— Begin EXCERPTED DATA —

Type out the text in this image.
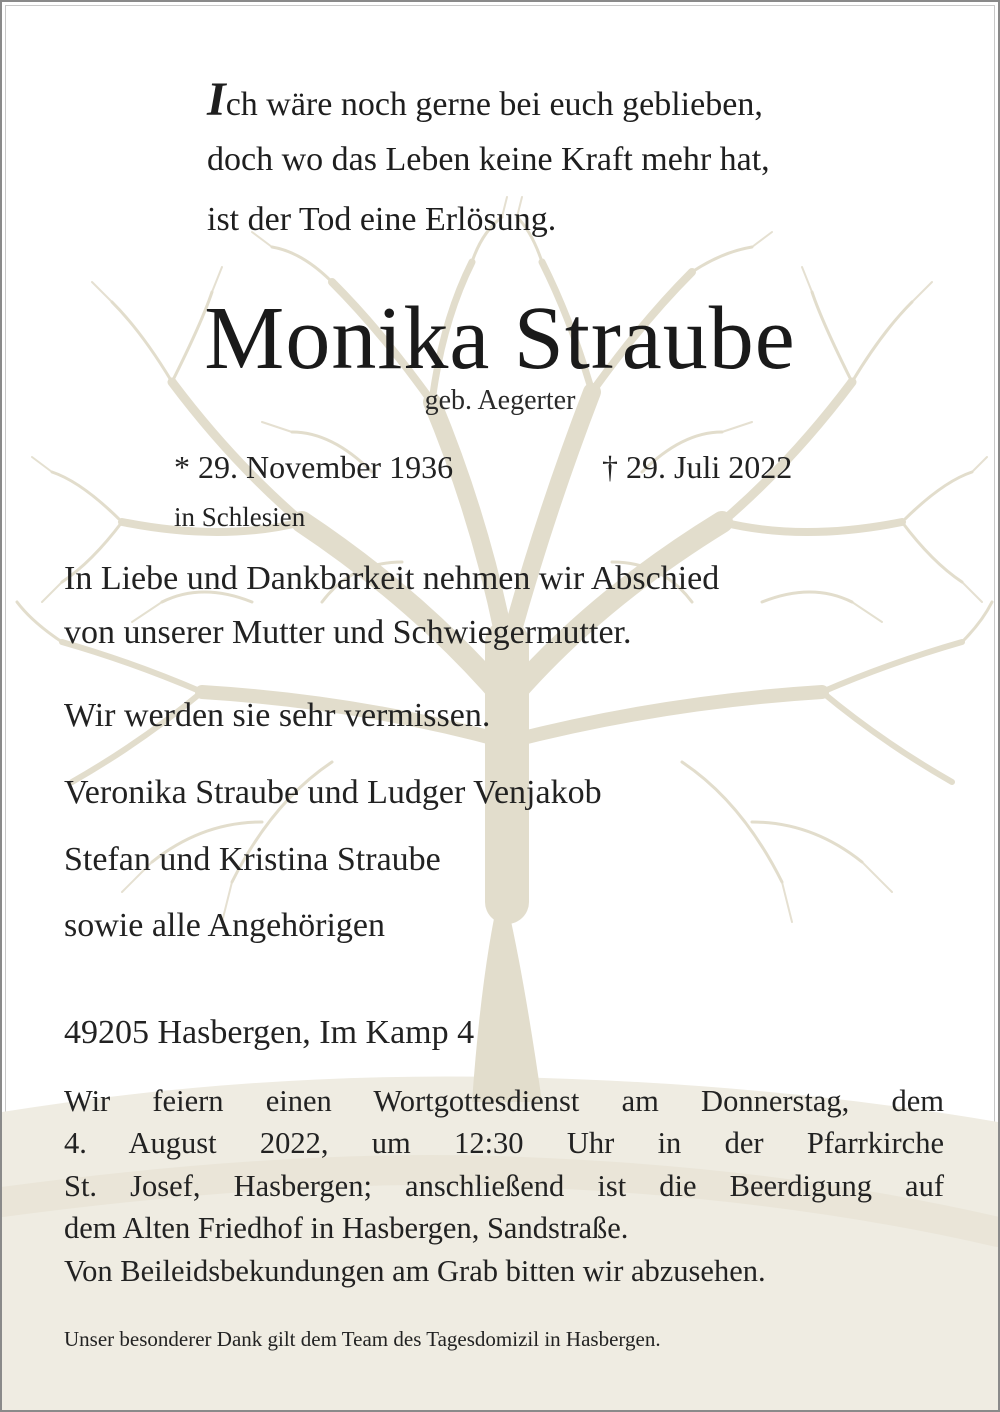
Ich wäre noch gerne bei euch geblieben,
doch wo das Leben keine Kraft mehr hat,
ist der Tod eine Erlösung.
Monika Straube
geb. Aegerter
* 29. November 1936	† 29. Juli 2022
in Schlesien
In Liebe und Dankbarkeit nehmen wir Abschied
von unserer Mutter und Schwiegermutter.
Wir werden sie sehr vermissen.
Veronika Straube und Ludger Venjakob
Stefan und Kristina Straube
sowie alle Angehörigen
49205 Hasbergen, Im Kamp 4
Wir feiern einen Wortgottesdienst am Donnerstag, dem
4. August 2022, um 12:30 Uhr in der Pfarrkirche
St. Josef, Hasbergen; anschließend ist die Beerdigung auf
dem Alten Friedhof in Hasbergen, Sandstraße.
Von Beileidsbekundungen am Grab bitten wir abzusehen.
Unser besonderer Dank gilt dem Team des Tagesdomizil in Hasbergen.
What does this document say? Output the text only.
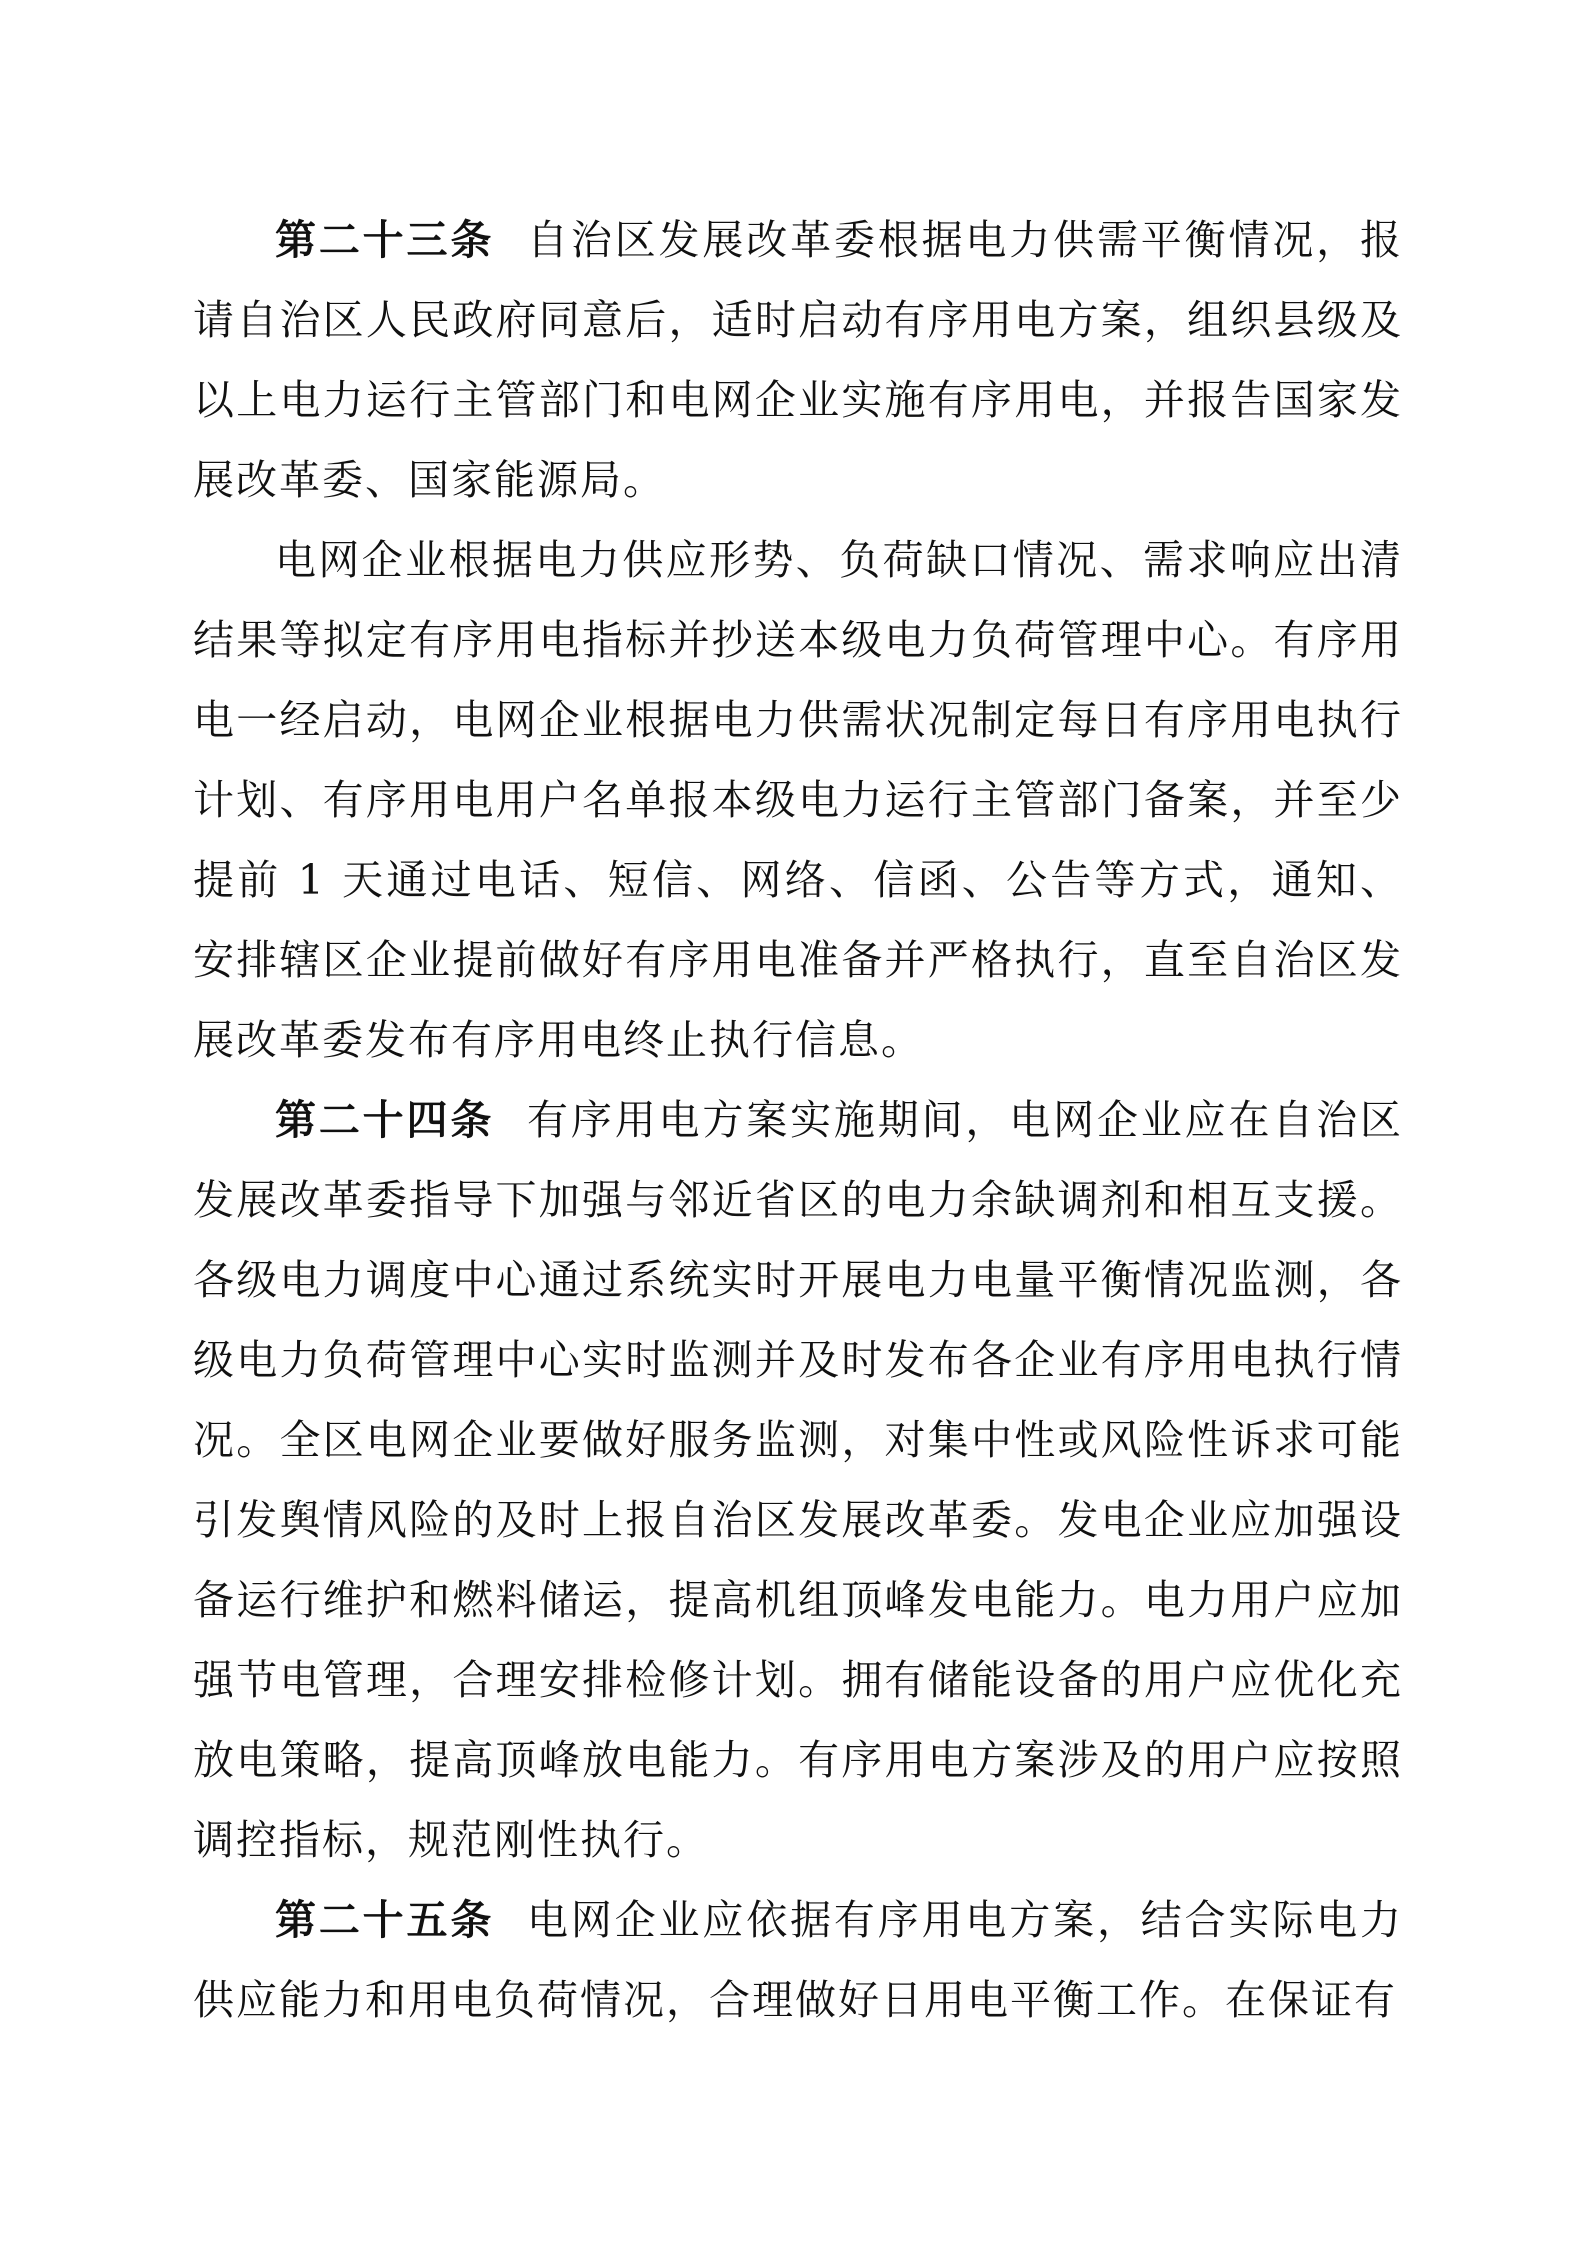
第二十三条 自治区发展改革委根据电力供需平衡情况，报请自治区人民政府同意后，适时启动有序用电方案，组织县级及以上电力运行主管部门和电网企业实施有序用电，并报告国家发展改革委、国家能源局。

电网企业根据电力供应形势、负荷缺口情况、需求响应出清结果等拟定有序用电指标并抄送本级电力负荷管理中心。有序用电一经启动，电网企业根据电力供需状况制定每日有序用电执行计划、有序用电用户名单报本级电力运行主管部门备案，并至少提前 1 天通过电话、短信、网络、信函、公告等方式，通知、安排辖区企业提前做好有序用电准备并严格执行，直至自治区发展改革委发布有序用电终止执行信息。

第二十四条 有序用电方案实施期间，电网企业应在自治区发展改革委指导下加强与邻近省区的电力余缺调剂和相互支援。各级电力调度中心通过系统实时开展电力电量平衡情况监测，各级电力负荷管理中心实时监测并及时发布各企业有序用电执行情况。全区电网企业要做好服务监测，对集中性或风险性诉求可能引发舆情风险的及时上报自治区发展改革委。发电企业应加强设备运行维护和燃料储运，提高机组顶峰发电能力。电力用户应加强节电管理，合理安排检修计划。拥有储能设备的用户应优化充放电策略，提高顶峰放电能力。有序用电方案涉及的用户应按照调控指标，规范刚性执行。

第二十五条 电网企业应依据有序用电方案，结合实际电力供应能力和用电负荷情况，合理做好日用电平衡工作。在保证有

— End EXCERPTED DATA —

▸ YOUR TASK: Leave out the pictures and copy everything else in the records word for word.

▸ CORRECT RESPONSE:
Type out the text in this image.
Ich wäre noch gerne bei euch geblieben,
doch wo das Leben keine Kraft mehr hat,
ist der Tod eine Erlösung.
Monika Straube
geb. Aegerter
* 29. November 1936	† 29. Juli 2022
in Schlesien
In Liebe und Dankbarkeit nehmen wir Abschied
von unserer Mutter und Schwiegermutter.
Wir werden sie sehr vermissen.
Veronika Straube und Ludger Venjakob
Stefan und Kristina Straube
sowie alle Angehörigen
49205 Hasbergen, Im Kamp 4
Wir feiern einen Wortgottesdienst am Donnerstag, dem
4. August 2022, um 12:30 Uhr in der Pfarrkirche
St. Josef, Hasbergen; anschließend ist die Beerdigung auf
dem Alten Friedhof in Hasbergen, Sandstraße.
Von Beileidsbekundungen am Grab bitten wir abzusehen.
Unser besonderer Dank gilt dem Team des Tagesdomizil in Hasbergen.
What does this document say? Output the text only.
第二十三条 自治区发展改革委根据电力供需平衡情况，报请自治区人民政府同意后，适时启动有序用电方案，组织县级及以上电力运行主管部门和电网企业实施有序用电，并报告国家发展改革委、国家能源局。

电网企业根据电力供应形势、负荷缺口情况、需求响应出清结果等拟定有序用电指标并抄送本级电力负荷管理中心。有序用电一经启动，电网企业根据电力供需状况制定每日有序用电执行计划、有序用电用户名单报本级电力运行主管部门备案，并至少提前 1 天通过电话、短信、网络、信函、公告等方式，通知、安排辖区企业提前做好有序用电准备并严格执行，直至自治区发展改革委发布有序用电终止执行信息。

第二十四条 有序用电方案实施期间，电网企业应在自治区发展改革委指导下加强与邻近省区的电力余缺调剂和相互支援。各级电力调度中心通过系统实时开展电力电量平衡情况监测，各级电力负荷管理中心实时监测并及时发布各企业有序用电执行情况。全区电网企业要做好服务监测，对集中性或风险性诉求可能引发舆情风险的及时上报自治区发展改革委。发电企业应加强设备运行维护和燃料储运，提高机组顶峰发电能力。电力用户应加强节电管理，合理安排检修计划。拥有储能设备的用户应优化充放电策略，提高顶峰放电能力。有序用电方案涉及的用户应按照调控指标，规范刚性执行。

第二十五条 电网企业应依据有序用电方案，结合实际电力供应能力和用电负荷情况，合理做好日用电平衡工作。在保证有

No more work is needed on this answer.